Problem to work on
Report, word for word, every line of the material that contains "Market".

Records for processing

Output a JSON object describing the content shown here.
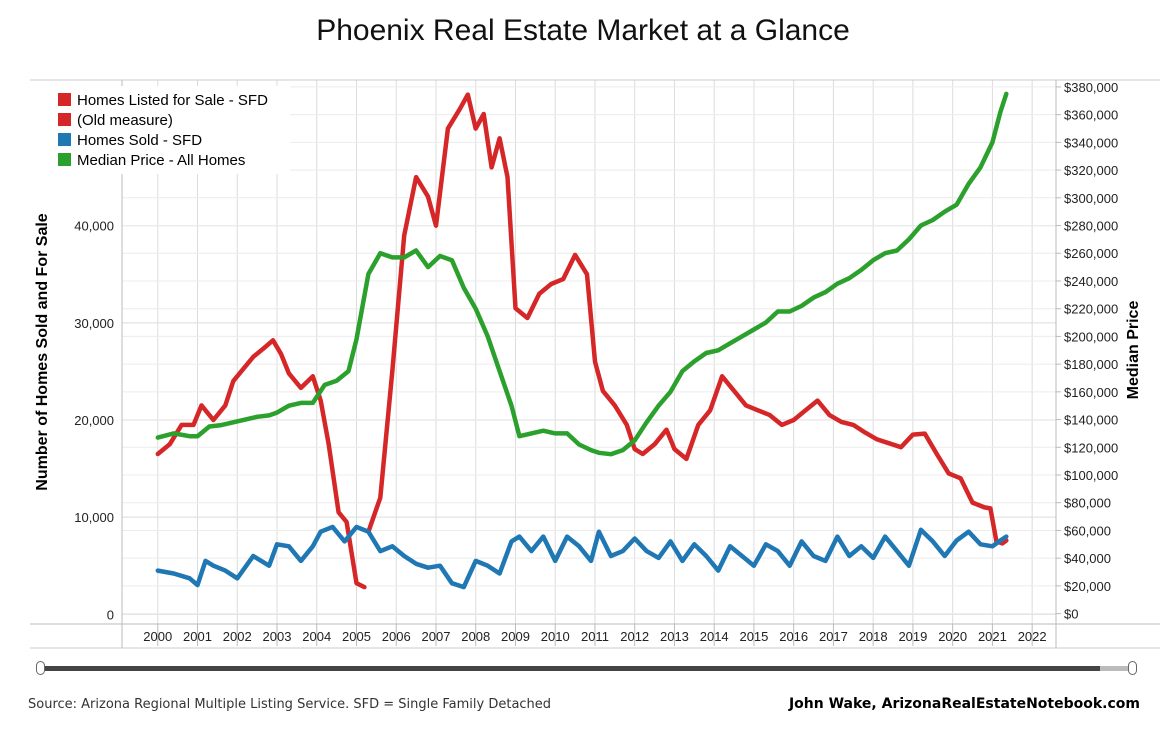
{
  "title": "Phoenix Real Estate Market at a Glance",
  "source_note": "Source: Arizona Regional Multiple Listing Service. SFD = Single Family Detached",
  "credit": "John Wake, ArizonaRealEstateNotebook.com",
  "chart_data": {
    "type": "line",
    "title": "Phoenix Real Estate Market at a Glance",
    "y_left_label": "Number of Homes Sold and For Sale",
    "y_right_label": "Median Price",
    "x_ticks": [
      "2000",
      "2001",
      "2002",
      "2003",
      "2004",
      "2005",
      "2006",
      "2007",
      "2008",
      "2009",
      "2010",
      "2011",
      "2012",
      "2013",
      "2014",
      "2015",
      "2016",
      "2017",
      "2018",
      "2019",
      "2020",
      "2021",
      "2022"
    ],
    "y_left_ticks": [
      "0",
      "10,000",
      "20,000",
      "30,000",
      "40,000"
    ],
    "y_right_ticks": [
      "$0",
      "$20,000",
      "$40,000",
      "$60,000",
      "$80,000",
      "$100,000",
      "$120,000",
      "$140,000",
      "$160,000",
      "$180,000",
      "$200,000",
      "$220,000",
      "$240,000",
      "$260,000",
      "$280,000",
      "$300,000",
      "$320,000",
      "$340,000",
      "$360,000",
      "$380,000"
    ],
    "xlim": [
      1999.1,
      2022.6
    ],
    "ylim_left": [
      -1000,
      55000
    ],
    "ylim_right": [
      -7500,
      385000
    ],
    "grid": true,
    "legend_position": "top-left",
    "series": [
      {
        "name": "Homes Listed for Sale - SFD",
        "color": "#d62728",
        "axis": "left",
        "x": [
          2000.0,
          2000.3,
          2000.6,
          2000.9,
          2001.1,
          2001.4,
          2001.7,
          2001.9,
          2002.1,
          2002.4,
          2002.7,
          2002.9,
          2003.1,
          2003.3,
          2003.6,
          2003.9,
          2004.1,
          2004.3,
          2004.55,
          2004.75,
          2005.0,
          2005.2
        ],
        "values": [
          16500,
          17500,
          19500,
          19500,
          21500,
          20000,
          21500,
          24000,
          25000,
          26500,
          27500,
          28200,
          26800,
          24800,
          23300,
          24500,
          22000,
          17500,
          10500,
          9500,
          3200,
          2800
        ]
      },
      {
        "name": "(Old measure)",
        "color": "#d62728",
        "axis": "left",
        "x": [
          2005.3,
          2005.6,
          2005.9,
          2006.2,
          2006.5,
          2006.8,
          2007.0,
          2007.3,
          2007.6,
          2007.8,
          2008.0,
          2008.2,
          2008.4,
          2008.6,
          2008.8,
          2009.0,
          2009.3,
          2009.6,
          2009.9,
          2010.2,
          2010.5,
          2010.8,
          2011.0,
          2011.2,
          2011.5,
          2011.8,
          2012.0,
          2012.2,
          2012.5,
          2012.8,
          2013.0,
          2013.3,
          2013.6,
          2013.9,
          2014.2,
          2014.5,
          2014.8,
          2015.1,
          2015.4,
          2015.7,
          2016.0,
          2016.3,
          2016.6,
          2016.9,
          2017.2,
          2017.5,
          2017.8,
          2018.1,
          2018.4,
          2018.7,
          2019.0,
          2019.3,
          2019.6,
          2019.9,
          2020.2,
          2020.5,
          2020.8,
          2020.95,
          2021.1,
          2021.25,
          2021.35
        ],
        "values": [
          8500,
          12000,
          25000,
          39000,
          45000,
          43000,
          40000,
          50000,
          52000,
          53500,
          50000,
          51500,
          46000,
          49000,
          45000,
          31500,
          30500,
          33000,
          34000,
          34500,
          37000,
          35000,
          26000,
          23000,
          21500,
          19500,
          17000,
          16500,
          17500,
          19000,
          17000,
          16000,
          19500,
          21000,
          24500,
          23000,
          21500,
          21000,
          20500,
          19500,
          20000,
          21000,
          22000,
          20500,
          19800,
          19500,
          18700,
          18000,
          17600,
          17200,
          18500,
          18600,
          16500,
          14500,
          14000,
          11500,
          11000,
          10900,
          7500,
          7300,
          7600
        ]
      },
      {
        "name": "Homes Sold - SFD",
        "color": "#1f77b4",
        "axis": "left",
        "x": [
          2000.0,
          2000.4,
          2000.8,
          2001.0,
          2001.2,
          2001.4,
          2001.7,
          2002.0,
          2002.4,
          2002.8,
          2003.0,
          2003.3,
          2003.6,
          2003.9,
          2004.1,
          2004.4,
          2004.7,
          2005.0,
          2005.3,
          2005.6,
          2005.9,
          2006.2,
          2006.5,
          2006.8,
          2007.1,
          2007.4,
          2007.7,
          2008.0,
          2008.3,
          2008.6,
          2008.9,
          2009.1,
          2009.4,
          2009.7,
          2010.0,
          2010.3,
          2010.6,
          2010.9,
          2011.1,
          2011.4,
          2011.7,
          2012.0,
          2012.3,
          2012.6,
          2012.9,
          2013.2,
          2013.5,
          2013.8,
          2014.1,
          2014.4,
          2014.7,
          2015.0,
          2015.3,
          2015.6,
          2015.9,
          2016.2,
          2016.5,
          2016.8,
          2017.1,
          2017.4,
          2017.7,
          2018.0,
          2018.3,
          2018.6,
          2018.9,
          2019.2,
          2019.5,
          2019.8,
          2020.1,
          2020.4,
          2020.7,
          2021.0,
          2021.2,
          2021.35
        ],
        "values": [
          4500,
          4200,
          3700,
          3000,
          5500,
          5000,
          4500,
          3700,
          6000,
          5000,
          7200,
          7000,
          5500,
          7000,
          8500,
          9000,
          7500,
          9000,
          8500,
          6500,
          7000,
          6000,
          5200,
          4800,
          5000,
          3200,
          2800,
          5500,
          5000,
          4200,
          7500,
          8000,
          6500,
          8000,
          5500,
          8000,
          7000,
          5500,
          8500,
          6000,
          6500,
          7800,
          6500,
          5800,
          7500,
          5500,
          7200,
          6000,
          4500,
          7000,
          6000,
          5000,
          7200,
          6500,
          5000,
          7500,
          6000,
          5500,
          8000,
          6000,
          7000,
          5800,
          8000,
          6500,
          5000,
          8700,
          7500,
          6000,
          7600,
          8500,
          7200,
          7000,
          7600,
          8000
        ]
      },
      {
        "name": "Median Price - All Homes",
        "color": "#2ca02c",
        "axis": "right",
        "x": [
          2000.0,
          2000.4,
          2000.8,
          2001.0,
          2001.3,
          2001.6,
          2001.9,
          2002.2,
          2002.5,
          2002.8,
          2003.0,
          2003.3,
          2003.6,
          2003.9,
          2004.2,
          2004.5,
          2004.8,
          2005.0,
          2005.3,
          2005.6,
          2005.9,
          2006.2,
          2006.5,
          2006.8,
          2007.1,
          2007.4,
          2007.7,
          2008.0,
          2008.3,
          2008.6,
          2008.9,
          2009.1,
          2009.4,
          2009.7,
          2010.0,
          2010.3,
          2010.6,
          2010.9,
          2011.1,
          2011.4,
          2011.7,
          2012.0,
          2012.3,
          2012.6,
          2012.9,
          2013.2,
          2013.5,
          2013.8,
          2014.1,
          2014.4,
          2014.7,
          2015.0,
          2015.3,
          2015.6,
          2015.9,
          2016.2,
          2016.5,
          2016.8,
          2017.1,
          2017.4,
          2017.7,
          2018.0,
          2018.3,
          2018.6,
          2018.9,
          2019.2,
          2019.5,
          2019.8,
          2020.1,
          2020.4,
          2020.7,
          2021.0,
          2021.2,
          2021.35
        ],
        "values": [
          127000,
          130000,
          128000,
          128000,
          135000,
          136000,
          138000,
          140000,
          142000,
          143000,
          145000,
          150000,
          152000,
          152000,
          165000,
          168000,
          175000,
          198000,
          245000,
          260000,
          257000,
          257000,
          262000,
          250000,
          258000,
          255000,
          235000,
          220000,
          200000,
          175000,
          150000,
          128000,
          130000,
          132000,
          130000,
          130000,
          122000,
          118000,
          116000,
          115000,
          118000,
          125000,
          138000,
          150000,
          160000,
          175000,
          182000,
          188000,
          190000,
          195000,
          200000,
          205000,
          210000,
          218000,
          218000,
          222000,
          228000,
          232000,
          238000,
          242000,
          248000,
          255000,
          260000,
          262000,
          270000,
          280000,
          284000,
          290000,
          295000,
          310000,
          322000,
          340000,
          362000,
          375000
        ]
      }
    ]
  }
}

The reply
  "title": "Phoenix Real Estate Market at a Glance",
    "title": "Phoenix Real Estate Market at a Glance",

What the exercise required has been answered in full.